Objective: Look through the lines below and extract each one that contains "JSON".

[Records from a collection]
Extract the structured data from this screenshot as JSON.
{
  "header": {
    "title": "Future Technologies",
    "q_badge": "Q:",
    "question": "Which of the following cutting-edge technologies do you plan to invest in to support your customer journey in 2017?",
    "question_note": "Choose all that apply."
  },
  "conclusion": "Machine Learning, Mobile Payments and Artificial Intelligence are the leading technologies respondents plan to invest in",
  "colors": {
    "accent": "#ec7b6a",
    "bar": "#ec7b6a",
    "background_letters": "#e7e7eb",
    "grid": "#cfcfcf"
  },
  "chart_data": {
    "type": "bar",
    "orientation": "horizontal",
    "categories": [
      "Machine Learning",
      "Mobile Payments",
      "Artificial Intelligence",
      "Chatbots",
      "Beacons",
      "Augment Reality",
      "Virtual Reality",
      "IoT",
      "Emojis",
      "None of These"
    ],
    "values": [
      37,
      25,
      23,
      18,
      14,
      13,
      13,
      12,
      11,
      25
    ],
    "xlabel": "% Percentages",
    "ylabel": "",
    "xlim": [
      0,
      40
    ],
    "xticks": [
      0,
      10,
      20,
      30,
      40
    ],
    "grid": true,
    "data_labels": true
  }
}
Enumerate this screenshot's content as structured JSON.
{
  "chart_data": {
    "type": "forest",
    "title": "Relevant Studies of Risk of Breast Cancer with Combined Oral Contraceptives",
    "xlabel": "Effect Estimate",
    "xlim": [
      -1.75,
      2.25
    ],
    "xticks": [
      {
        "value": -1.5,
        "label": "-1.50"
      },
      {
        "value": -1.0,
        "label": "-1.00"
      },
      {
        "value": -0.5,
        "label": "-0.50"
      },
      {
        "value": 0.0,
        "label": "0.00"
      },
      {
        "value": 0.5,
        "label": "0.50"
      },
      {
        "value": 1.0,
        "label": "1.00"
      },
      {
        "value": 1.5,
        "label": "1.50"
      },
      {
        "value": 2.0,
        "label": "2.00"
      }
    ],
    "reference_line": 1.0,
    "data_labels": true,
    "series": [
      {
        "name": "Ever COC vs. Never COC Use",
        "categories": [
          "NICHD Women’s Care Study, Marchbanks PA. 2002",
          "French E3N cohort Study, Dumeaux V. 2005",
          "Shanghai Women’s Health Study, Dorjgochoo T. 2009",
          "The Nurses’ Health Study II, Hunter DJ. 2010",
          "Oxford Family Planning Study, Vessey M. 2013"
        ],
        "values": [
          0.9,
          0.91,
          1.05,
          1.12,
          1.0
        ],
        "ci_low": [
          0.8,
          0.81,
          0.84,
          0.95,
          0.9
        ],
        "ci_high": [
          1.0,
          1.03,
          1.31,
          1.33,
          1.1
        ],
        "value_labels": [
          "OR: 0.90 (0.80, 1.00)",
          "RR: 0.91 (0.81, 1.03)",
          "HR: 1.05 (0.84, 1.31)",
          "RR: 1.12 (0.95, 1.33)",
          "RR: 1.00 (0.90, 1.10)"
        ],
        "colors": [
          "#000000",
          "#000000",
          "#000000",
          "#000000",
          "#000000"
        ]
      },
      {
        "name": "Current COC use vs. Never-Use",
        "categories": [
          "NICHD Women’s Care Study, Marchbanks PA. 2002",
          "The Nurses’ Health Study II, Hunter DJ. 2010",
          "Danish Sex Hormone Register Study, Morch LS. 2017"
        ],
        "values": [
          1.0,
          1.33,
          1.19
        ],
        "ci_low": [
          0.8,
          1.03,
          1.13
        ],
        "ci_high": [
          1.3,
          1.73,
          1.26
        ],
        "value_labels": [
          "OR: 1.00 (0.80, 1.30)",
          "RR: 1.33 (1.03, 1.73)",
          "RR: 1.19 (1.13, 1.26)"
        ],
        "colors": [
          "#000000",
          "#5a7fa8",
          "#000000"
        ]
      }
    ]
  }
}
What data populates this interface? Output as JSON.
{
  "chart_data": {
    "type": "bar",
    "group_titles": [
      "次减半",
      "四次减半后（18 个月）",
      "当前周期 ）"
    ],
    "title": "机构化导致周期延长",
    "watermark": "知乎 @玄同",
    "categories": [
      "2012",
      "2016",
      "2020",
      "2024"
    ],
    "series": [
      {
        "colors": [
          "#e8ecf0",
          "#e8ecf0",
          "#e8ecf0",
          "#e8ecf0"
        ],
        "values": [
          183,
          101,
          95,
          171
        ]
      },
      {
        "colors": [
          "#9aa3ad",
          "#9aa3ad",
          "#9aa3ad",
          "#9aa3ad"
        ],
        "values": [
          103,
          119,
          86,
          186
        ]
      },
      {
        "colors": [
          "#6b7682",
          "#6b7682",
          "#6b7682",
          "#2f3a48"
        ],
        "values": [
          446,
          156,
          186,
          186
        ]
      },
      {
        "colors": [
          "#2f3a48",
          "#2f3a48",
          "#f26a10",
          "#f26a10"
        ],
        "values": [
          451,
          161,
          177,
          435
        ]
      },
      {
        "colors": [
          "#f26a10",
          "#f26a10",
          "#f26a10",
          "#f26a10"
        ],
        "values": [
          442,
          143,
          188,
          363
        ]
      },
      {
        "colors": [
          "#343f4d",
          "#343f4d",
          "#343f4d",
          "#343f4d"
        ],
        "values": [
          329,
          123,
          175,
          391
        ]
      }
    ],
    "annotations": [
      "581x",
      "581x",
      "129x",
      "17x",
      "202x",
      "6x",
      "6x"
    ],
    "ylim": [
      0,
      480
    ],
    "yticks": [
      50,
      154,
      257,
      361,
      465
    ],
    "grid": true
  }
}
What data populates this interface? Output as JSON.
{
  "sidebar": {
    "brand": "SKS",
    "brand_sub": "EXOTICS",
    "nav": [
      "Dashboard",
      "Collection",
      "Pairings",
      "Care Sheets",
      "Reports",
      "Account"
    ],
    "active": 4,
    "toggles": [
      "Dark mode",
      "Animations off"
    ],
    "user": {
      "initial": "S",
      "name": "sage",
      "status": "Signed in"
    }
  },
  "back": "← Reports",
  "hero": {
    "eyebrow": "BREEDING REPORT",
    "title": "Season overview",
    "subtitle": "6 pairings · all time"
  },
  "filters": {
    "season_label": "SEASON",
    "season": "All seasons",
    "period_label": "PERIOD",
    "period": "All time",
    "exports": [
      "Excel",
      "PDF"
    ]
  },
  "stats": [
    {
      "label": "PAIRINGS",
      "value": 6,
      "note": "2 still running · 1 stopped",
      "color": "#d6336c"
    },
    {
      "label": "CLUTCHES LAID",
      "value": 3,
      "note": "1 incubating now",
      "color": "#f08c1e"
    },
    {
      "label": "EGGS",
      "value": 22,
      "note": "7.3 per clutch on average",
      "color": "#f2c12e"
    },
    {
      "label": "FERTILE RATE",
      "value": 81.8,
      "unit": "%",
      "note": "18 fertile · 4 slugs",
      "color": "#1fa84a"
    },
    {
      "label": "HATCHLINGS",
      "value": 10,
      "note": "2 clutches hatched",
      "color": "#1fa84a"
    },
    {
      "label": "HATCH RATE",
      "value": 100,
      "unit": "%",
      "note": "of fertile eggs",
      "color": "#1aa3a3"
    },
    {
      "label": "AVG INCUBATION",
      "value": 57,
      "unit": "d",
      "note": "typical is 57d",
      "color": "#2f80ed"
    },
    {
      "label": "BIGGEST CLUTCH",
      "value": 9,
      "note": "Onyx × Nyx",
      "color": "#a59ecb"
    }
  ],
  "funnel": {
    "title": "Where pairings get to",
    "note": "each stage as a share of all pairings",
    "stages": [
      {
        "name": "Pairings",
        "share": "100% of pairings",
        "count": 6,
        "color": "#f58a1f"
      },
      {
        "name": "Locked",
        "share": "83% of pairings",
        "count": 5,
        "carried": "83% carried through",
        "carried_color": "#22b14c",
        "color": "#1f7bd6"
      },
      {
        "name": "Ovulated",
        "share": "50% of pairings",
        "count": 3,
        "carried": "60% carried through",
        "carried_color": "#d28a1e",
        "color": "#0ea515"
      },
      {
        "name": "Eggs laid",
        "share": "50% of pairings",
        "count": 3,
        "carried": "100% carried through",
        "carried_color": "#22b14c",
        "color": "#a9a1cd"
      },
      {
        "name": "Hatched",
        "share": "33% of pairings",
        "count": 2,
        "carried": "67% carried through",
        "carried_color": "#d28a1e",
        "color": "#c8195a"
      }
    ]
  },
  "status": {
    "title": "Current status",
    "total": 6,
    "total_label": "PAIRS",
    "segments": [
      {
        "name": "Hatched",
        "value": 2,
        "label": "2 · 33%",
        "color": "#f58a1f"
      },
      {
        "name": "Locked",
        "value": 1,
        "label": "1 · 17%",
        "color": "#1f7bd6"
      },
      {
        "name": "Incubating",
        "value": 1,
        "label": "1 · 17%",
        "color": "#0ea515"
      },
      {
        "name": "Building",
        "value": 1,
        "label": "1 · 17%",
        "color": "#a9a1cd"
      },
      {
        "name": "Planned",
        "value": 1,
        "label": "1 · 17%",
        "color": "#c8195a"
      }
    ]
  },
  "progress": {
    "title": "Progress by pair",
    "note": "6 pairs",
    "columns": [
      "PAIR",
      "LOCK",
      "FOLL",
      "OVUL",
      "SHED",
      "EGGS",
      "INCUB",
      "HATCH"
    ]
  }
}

Task response:
Extract the structured data from this screenshot as JSON.
Enumerate this screenshot's content as structured JSON.
What data populates this interface? Output as JSON.
What data populates this interface? Output as JSON.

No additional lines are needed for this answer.